- [Your task] All lines in the material with the string "ylabel" should be listed.
========================
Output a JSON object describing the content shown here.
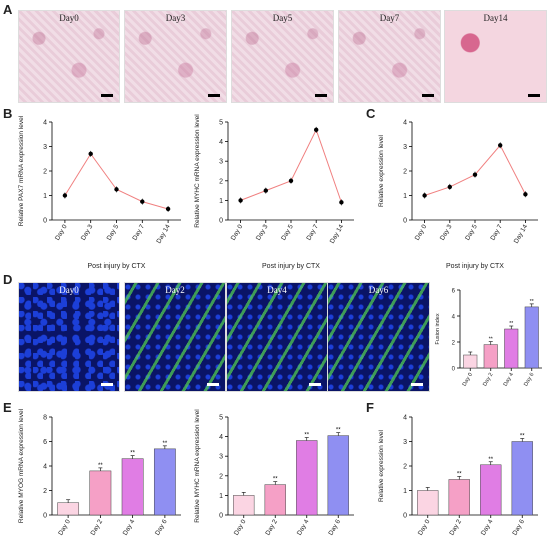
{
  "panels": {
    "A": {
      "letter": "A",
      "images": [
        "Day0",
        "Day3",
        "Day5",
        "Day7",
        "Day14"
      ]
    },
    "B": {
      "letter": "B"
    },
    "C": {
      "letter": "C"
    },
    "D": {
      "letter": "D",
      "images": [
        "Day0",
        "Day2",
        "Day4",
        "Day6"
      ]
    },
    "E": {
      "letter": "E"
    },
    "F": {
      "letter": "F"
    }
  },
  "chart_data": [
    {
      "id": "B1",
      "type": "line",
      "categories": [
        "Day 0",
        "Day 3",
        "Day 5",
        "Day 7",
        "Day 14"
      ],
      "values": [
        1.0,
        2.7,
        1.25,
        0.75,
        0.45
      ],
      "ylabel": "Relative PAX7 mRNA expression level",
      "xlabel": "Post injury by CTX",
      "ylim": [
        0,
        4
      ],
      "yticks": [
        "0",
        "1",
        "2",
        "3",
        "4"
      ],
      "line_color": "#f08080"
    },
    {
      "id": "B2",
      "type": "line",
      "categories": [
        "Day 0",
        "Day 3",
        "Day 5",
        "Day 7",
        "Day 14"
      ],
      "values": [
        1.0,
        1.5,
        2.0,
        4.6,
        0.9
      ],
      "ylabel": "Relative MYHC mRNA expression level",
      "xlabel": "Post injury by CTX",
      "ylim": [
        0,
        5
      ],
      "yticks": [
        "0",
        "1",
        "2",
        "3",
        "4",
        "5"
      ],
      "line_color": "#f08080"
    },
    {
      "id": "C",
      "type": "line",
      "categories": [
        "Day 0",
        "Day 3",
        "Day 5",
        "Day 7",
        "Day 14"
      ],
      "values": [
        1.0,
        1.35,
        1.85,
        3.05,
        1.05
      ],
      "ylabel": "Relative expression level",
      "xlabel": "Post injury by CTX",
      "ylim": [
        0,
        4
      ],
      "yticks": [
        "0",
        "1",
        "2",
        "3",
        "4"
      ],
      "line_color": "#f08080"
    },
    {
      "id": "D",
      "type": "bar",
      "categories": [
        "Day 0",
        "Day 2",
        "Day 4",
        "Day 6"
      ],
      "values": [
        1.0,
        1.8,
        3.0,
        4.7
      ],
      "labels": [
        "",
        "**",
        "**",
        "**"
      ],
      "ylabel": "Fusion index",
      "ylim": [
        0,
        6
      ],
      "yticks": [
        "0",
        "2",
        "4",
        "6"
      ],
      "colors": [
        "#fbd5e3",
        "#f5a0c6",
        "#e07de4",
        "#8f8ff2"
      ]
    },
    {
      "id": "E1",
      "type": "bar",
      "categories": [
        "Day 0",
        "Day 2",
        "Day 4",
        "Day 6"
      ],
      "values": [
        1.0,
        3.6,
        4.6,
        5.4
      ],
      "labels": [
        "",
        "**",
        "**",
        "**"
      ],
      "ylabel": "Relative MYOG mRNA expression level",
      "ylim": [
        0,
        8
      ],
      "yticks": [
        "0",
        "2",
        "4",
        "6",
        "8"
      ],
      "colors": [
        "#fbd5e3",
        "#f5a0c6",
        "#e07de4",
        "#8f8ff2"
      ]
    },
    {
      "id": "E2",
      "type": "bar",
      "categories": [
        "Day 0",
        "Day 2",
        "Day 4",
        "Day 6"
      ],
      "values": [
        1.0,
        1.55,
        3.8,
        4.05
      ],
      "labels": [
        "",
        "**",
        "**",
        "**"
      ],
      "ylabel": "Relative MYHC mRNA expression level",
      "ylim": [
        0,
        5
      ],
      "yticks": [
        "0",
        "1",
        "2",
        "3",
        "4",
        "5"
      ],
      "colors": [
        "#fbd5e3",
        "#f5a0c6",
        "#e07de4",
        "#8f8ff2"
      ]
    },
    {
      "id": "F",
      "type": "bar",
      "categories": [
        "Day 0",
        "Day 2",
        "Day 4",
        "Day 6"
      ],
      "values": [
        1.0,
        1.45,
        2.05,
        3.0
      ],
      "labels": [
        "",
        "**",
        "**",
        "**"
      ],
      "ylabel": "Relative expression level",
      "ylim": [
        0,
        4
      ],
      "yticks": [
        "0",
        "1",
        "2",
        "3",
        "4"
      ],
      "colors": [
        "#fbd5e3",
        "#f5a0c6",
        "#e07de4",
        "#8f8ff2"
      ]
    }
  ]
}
========================
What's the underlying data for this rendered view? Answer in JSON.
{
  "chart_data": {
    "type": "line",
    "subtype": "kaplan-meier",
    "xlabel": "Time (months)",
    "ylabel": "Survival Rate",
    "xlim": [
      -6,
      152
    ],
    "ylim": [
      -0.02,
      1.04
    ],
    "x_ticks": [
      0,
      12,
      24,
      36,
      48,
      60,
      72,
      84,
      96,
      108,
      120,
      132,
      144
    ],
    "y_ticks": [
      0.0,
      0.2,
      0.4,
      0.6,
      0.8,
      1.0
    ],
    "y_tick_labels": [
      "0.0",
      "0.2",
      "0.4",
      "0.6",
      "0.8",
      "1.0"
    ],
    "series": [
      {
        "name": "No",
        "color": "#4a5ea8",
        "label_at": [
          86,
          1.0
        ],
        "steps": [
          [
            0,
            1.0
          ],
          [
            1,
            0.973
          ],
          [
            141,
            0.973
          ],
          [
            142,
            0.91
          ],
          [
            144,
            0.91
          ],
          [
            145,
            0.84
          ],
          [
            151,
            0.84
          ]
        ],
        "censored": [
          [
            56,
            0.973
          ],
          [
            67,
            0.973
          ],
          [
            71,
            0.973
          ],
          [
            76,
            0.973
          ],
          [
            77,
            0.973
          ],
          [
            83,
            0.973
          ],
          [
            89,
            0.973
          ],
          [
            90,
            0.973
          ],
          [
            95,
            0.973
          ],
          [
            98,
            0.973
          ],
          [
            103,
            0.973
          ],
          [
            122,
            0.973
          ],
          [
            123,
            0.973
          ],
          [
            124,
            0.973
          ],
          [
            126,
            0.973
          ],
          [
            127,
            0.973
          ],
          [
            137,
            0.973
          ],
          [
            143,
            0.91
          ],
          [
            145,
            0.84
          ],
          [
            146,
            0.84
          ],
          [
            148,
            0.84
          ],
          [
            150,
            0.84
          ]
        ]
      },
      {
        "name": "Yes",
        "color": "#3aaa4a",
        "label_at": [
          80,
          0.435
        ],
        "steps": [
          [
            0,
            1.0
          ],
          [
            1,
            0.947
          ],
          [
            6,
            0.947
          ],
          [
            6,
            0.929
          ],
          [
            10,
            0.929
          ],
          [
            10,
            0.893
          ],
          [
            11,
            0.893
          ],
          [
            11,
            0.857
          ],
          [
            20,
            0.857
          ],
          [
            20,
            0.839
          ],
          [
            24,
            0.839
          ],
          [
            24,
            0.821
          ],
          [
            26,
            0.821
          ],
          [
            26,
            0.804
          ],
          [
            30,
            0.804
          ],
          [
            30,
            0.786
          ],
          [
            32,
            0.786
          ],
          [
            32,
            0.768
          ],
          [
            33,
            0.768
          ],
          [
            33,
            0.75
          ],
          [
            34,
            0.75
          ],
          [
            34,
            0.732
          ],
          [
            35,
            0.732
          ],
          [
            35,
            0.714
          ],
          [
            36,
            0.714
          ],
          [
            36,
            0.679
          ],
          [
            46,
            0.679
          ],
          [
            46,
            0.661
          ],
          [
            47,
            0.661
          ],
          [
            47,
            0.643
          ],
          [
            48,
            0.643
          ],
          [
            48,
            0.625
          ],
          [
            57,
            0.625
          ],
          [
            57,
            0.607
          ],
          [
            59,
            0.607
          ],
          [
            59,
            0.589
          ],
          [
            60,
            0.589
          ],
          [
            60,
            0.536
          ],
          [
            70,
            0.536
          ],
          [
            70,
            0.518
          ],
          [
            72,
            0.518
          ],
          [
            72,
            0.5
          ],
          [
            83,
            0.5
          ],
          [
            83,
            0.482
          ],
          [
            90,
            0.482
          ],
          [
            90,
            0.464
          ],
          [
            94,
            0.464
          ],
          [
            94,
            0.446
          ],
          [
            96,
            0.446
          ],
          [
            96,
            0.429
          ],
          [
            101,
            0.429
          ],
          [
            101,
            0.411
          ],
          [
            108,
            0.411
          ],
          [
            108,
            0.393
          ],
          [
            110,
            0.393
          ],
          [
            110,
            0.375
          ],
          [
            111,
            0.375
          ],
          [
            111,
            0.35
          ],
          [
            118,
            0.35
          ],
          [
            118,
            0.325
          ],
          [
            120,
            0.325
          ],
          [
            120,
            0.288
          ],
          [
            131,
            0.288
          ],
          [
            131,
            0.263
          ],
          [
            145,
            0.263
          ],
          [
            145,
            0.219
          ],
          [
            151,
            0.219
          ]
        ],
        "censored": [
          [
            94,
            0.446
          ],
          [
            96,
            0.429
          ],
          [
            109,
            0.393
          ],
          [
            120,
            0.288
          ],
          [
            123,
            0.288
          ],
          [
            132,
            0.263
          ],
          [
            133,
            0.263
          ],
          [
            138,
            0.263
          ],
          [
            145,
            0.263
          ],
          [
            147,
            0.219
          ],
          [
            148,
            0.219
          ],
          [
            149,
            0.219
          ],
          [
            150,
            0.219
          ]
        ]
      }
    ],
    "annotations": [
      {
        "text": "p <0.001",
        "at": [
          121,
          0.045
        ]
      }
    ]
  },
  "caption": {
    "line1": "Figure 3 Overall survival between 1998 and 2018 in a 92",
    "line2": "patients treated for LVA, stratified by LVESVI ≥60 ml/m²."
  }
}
========================
- [Solution to this task]
      "ylabel": "Relative PAX7 mRNA expression level",
      "ylabel": "Relative MYHC mRNA expression level",
      "ylabel": "Relative expression level",
      "ylabel": "Fusion index",
      "ylabel": "Relative MYOG mRNA expression level",
      "ylabel": "Relative MYHC mRNA expression level",
      "ylabel": "Relative expression level",
    "ylabel": "Survival Rate",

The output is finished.